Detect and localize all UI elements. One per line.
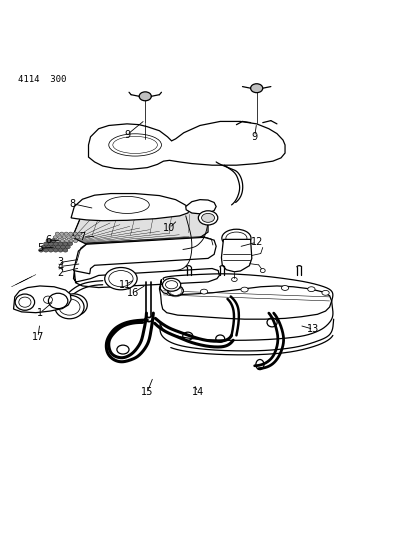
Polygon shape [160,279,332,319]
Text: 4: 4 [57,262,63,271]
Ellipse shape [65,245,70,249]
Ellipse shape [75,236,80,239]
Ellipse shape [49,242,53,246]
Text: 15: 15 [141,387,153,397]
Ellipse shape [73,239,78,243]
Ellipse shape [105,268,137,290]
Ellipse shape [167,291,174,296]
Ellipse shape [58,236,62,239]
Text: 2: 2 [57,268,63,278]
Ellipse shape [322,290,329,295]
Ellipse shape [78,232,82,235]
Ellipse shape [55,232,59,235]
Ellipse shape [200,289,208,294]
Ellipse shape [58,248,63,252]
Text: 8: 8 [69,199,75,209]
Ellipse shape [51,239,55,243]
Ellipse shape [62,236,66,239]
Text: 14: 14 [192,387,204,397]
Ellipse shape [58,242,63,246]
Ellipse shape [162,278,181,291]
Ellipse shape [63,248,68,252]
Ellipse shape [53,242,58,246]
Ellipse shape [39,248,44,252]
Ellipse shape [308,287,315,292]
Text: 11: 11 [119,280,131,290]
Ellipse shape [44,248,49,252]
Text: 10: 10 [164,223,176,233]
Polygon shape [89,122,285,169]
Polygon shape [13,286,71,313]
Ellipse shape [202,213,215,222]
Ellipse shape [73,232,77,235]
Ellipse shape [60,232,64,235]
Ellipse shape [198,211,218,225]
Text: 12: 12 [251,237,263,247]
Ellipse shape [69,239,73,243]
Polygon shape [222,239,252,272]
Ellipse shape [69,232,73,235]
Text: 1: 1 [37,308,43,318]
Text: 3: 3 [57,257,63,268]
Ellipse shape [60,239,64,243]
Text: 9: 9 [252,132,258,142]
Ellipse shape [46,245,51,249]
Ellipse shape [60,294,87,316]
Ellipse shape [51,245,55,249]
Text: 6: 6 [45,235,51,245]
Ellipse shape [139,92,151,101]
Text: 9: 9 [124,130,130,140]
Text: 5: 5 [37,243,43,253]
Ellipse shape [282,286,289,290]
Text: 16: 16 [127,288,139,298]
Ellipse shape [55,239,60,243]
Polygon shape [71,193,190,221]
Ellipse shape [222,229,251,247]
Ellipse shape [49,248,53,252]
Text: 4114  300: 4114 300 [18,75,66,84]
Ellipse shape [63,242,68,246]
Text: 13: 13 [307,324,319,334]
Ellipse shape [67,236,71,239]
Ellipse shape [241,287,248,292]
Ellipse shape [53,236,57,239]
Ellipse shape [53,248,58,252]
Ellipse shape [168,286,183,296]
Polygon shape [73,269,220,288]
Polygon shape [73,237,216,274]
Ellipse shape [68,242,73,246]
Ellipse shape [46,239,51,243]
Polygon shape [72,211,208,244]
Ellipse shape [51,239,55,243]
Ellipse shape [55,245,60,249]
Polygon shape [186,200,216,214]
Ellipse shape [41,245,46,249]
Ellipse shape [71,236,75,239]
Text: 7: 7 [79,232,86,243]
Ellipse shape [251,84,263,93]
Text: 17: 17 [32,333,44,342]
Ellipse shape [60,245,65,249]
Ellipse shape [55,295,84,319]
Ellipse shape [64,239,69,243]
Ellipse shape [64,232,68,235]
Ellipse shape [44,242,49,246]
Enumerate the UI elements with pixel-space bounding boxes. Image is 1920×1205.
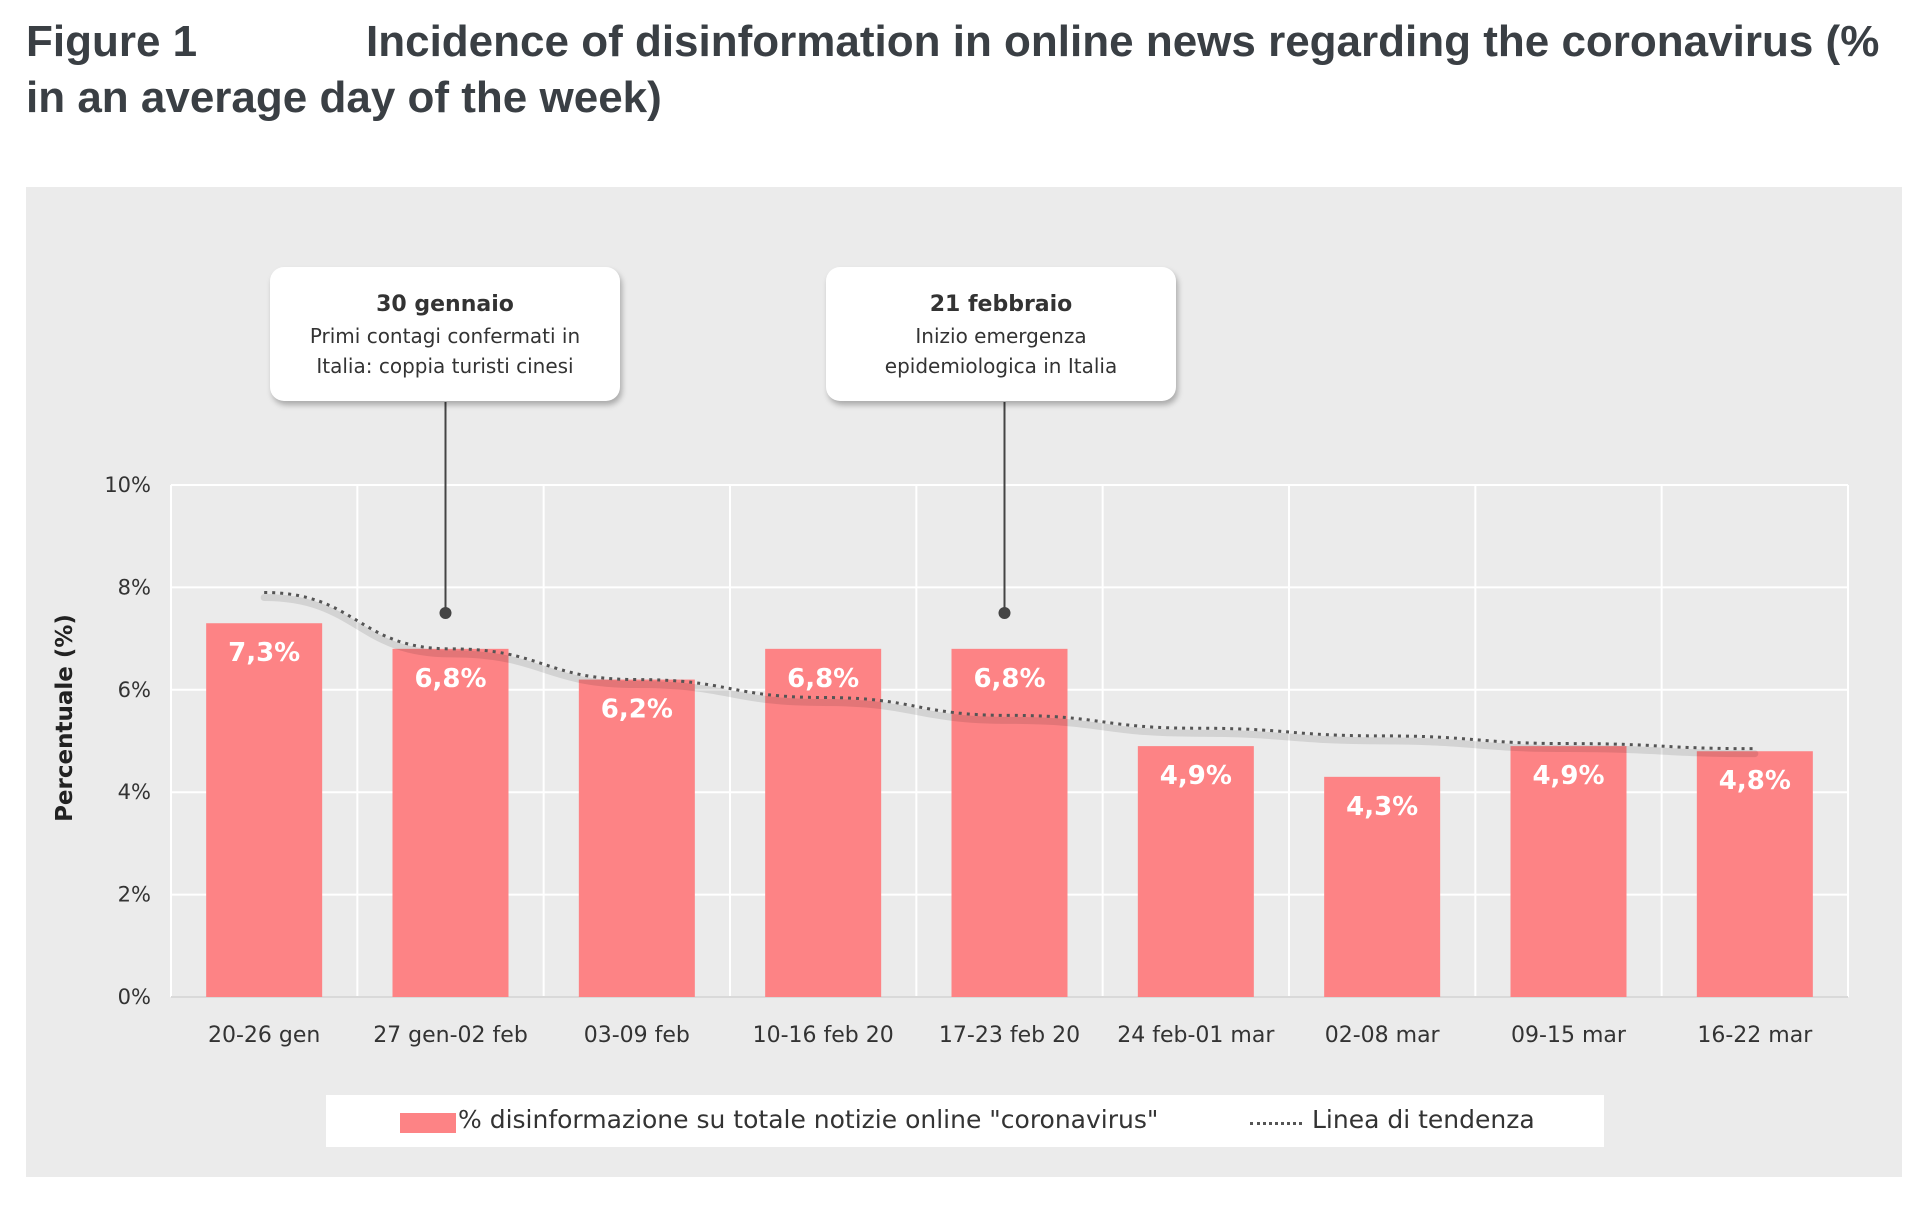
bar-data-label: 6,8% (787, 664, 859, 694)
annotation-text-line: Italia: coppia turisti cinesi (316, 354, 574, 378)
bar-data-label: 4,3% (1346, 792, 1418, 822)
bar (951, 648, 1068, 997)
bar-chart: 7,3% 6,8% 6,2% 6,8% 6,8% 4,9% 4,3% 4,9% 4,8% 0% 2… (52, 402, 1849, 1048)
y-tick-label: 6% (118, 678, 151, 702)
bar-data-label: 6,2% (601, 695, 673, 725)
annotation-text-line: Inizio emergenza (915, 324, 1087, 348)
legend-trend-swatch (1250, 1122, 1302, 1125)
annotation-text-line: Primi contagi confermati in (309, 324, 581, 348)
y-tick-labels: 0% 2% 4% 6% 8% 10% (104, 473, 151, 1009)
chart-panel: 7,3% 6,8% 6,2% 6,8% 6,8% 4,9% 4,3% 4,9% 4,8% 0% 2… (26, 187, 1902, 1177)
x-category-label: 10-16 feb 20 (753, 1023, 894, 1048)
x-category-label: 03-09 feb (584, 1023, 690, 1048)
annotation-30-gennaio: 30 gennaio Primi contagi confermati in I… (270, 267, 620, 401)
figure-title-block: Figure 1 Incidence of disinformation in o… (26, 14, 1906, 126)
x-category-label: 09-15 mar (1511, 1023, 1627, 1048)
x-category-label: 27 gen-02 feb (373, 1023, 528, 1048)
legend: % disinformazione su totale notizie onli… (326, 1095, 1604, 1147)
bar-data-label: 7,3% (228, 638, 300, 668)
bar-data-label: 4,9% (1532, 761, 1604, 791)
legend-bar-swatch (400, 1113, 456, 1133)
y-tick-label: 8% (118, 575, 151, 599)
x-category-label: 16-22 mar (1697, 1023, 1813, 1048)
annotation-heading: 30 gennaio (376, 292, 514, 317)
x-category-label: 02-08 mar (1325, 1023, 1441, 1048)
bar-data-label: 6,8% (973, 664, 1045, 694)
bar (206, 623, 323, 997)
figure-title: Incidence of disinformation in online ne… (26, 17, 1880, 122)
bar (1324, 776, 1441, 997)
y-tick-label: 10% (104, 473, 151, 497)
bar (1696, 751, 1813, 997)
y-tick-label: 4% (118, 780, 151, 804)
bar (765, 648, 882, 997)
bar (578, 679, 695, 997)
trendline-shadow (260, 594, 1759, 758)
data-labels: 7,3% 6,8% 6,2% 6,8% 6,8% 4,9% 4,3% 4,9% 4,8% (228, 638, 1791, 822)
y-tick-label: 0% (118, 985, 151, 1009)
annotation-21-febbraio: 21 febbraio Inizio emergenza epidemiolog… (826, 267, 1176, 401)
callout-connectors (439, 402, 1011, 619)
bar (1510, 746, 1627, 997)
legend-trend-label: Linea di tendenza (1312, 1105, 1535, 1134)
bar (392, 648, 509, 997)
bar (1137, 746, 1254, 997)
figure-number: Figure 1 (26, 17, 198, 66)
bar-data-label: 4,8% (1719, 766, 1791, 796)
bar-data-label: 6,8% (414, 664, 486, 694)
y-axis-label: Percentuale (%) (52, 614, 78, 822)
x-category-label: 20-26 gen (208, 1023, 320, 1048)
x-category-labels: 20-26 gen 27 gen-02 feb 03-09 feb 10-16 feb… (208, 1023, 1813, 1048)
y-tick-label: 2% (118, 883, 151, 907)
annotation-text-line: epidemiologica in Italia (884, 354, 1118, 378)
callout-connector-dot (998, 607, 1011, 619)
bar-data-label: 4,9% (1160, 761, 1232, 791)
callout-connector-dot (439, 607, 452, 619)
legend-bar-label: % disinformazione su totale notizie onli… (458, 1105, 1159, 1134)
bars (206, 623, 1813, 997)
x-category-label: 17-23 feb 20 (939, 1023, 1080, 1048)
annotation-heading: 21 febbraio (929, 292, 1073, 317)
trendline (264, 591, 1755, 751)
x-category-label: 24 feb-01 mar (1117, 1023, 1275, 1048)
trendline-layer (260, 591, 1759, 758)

--------------------------------------------------

[What needs to be done]
Quote every line of the records above verbatim, leaving out the pictures.

[Task output]
Detect and localize all UI elements. One per line.
Polygon shape [160,279,332,319]
Text: 4: 4 [57,262,63,271]
Ellipse shape [65,245,70,249]
Ellipse shape [75,236,80,239]
Ellipse shape [49,242,53,246]
Text: 15: 15 [141,387,153,397]
Ellipse shape [73,239,78,243]
Ellipse shape [105,268,137,290]
Ellipse shape [167,291,174,296]
Ellipse shape [58,236,62,239]
Text: 2: 2 [57,268,63,278]
Ellipse shape [322,290,329,295]
Ellipse shape [78,232,82,235]
Ellipse shape [55,232,59,235]
Ellipse shape [200,289,208,294]
Ellipse shape [58,248,63,252]
Text: 8: 8 [69,199,75,209]
Ellipse shape [51,239,55,243]
Ellipse shape [62,236,66,239]
Text: 14: 14 [192,387,204,397]
Ellipse shape [58,242,63,246]
Ellipse shape [162,278,181,291]
Ellipse shape [63,248,68,252]
Ellipse shape [53,242,58,246]
Ellipse shape [39,248,44,252]
Ellipse shape [308,287,315,292]
Text: 11: 11 [119,280,131,290]
Ellipse shape [44,248,49,252]
Text: 10: 10 [164,223,176,233]
Polygon shape [89,122,285,169]
Polygon shape [13,286,71,313]
Ellipse shape [202,213,215,222]
Ellipse shape [73,232,77,235]
Ellipse shape [60,232,64,235]
Ellipse shape [198,211,218,225]
Text: 12: 12 [251,237,263,247]
Ellipse shape [69,239,73,243]
Polygon shape [222,239,252,272]
Ellipse shape [69,232,73,235]
Text: 1: 1 [37,308,43,318]
Text: 3: 3 [57,257,63,268]
Ellipse shape [60,239,64,243]
Text: 9: 9 [252,132,258,142]
Ellipse shape [46,245,51,249]
Ellipse shape [60,294,87,316]
Ellipse shape [51,245,55,249]
Text: 6: 6 [45,235,51,245]
Ellipse shape [139,92,151,101]
Text: 9: 9 [124,130,130,140]
Text: 5: 5 [37,243,43,253]
Ellipse shape [282,286,289,290]
Text: 16: 16 [127,288,139,298]
Ellipse shape [55,239,60,243]
Polygon shape [71,193,190,221]
Ellipse shape [222,229,251,247]
Ellipse shape [49,248,53,252]
Text: 4114  300: 4114 300 [18,75,66,84]
Ellipse shape [63,242,68,246]
Text: 13: 13 [307,324,319,334]
Ellipse shape [67,236,71,239]
Ellipse shape [241,287,248,292]
Ellipse shape [53,236,57,239]
Ellipse shape [53,248,58,252]
Ellipse shape [168,286,183,296]
Polygon shape [73,269,220,288]
Polygon shape [73,237,216,274]
Ellipse shape [68,242,73,246]
Ellipse shape [46,239,51,243]
Polygon shape [72,211,208,244]
Ellipse shape [51,239,55,243]
Ellipse shape [55,245,60,249]
Polygon shape [186,200,216,214]
Ellipse shape [41,245,46,249]
Ellipse shape [71,236,75,239]
Text: 7: 7 [79,232,86,243]
Ellipse shape [251,84,263,93]
Text: 17: 17 [32,333,44,342]
Ellipse shape [60,245,65,249]
Ellipse shape [55,295,84,319]
Ellipse shape [64,239,69,243]
Ellipse shape [64,232,68,235]
Ellipse shape [44,242,49,246]
Enumerate the UI elements with pixel-space bounding boxes. Image is 1920×1205.
bar-data-label: 6,8% (787, 664, 859, 694)
annotation-text-line: Italia: coppia turisti cinesi (316, 354, 574, 378)
bar-data-label: 4,3% (1346, 792, 1418, 822)
bar (951, 648, 1068, 997)
bar-chart: 7,3% 6,8% 6,2% 6,8% 6,8% 4,9% 4,3% 4,9% 4,8% 0% 2… (52, 402, 1849, 1048)
y-tick-label: 6% (118, 678, 151, 702)
bar-data-label: 6,2% (601, 695, 673, 725)
annotation-text-line: Inizio emergenza (915, 324, 1087, 348)
legend-trend-swatch (1250, 1122, 1302, 1125)
annotation-text-line: Primi contagi confermati in (309, 324, 581, 348)
y-tick-labels: 0% 2% 4% 6% 8% 10% (104, 473, 151, 1009)
chart-panel: 7,3% 6,8% 6,2% 6,8% 6,8% 4,9% 4,3% 4,9% 4,8% 0% 2… (26, 187, 1902, 1177)
x-category-label: 10-16 feb 20 (753, 1023, 894, 1048)
x-category-label: 03-09 feb (584, 1023, 690, 1048)
annotation-30-gennaio: 30 gennaio Primi contagi confermati in I… (270, 267, 620, 401)
figure-title-block: Figure 1 Incidence of disinformation in o… (26, 14, 1906, 126)
x-category-label: 09-15 mar (1511, 1023, 1627, 1048)
x-category-label: 27 gen-02 feb (373, 1023, 528, 1048)
legend: % disinformazione su totale notizie onli… (326, 1095, 1604, 1147)
bar-data-label: 7,3% (228, 638, 300, 668)
bar-data-label: 4,9% (1532, 761, 1604, 791)
legend-bar-swatch (400, 1113, 456, 1133)
y-tick-label: 8% (118, 575, 151, 599)
x-category-label: 16-22 mar (1697, 1023, 1813, 1048)
annotation-heading: 30 gennaio (376, 292, 514, 317)
x-category-label: 02-08 mar (1325, 1023, 1441, 1048)
bar-data-label: 6,8% (973, 664, 1045, 694)
bar (206, 623, 323, 997)
figure-title: Incidence of disinformation in online ne… (26, 17, 1880, 122)
bar (1324, 776, 1441, 997)
y-tick-label: 10% (104, 473, 151, 497)
bar (1696, 751, 1813, 997)
y-tick-label: 4% (118, 780, 151, 804)
bar (765, 648, 882, 997)
bar (578, 679, 695, 997)
trendline-shadow (260, 594, 1759, 758)
data-labels: 7,3% 6,8% 6,2% 6,8% 6,8% 4,9% 4,3% 4,9% 4,8% (228, 638, 1791, 822)
y-tick-label: 0% (118, 985, 151, 1009)
annotation-21-febbraio: 21 febbraio Inizio emergenza epidemiolog… (826, 267, 1176, 401)
callout-connectors (439, 402, 1011, 619)
bar (1510, 746, 1627, 997)
legend-trend-label: Linea di tendenza (1312, 1105, 1535, 1134)
bar (392, 648, 509, 997)
bar (1137, 746, 1254, 997)
figure-number: Figure 1 (26, 17, 198, 66)
bar-data-label: 4,8% (1719, 766, 1791, 796)
bar-data-label: 6,8% (414, 664, 486, 694)
y-axis-label: Percentuale (%) (52, 614, 78, 822)
x-category-label: 20-26 gen (208, 1023, 320, 1048)
x-category-labels: 20-26 gen 27 gen-02 feb 03-09 feb 10-16 feb… (208, 1023, 1813, 1048)
y-tick-label: 2% (118, 883, 151, 907)
annotation-text-line: epidemiologica in Italia (884, 354, 1118, 378)
callout-connector-dot (998, 607, 1011, 619)
bar-data-label: 4,9% (1160, 761, 1232, 791)
callout-connector-dot (439, 607, 452, 619)
legend-bar-label: % disinformazione su totale notizie onli… (458, 1105, 1159, 1134)
bars (206, 623, 1813, 997)
x-category-label: 17-23 feb 20 (939, 1023, 1080, 1048)
annotation-heading: 21 febbraio (929, 292, 1073, 317)
trendline (264, 591, 1755, 751)
x-category-label: 24 feb-01 mar (1117, 1023, 1275, 1048)
trendline-layer (260, 591, 1759, 758)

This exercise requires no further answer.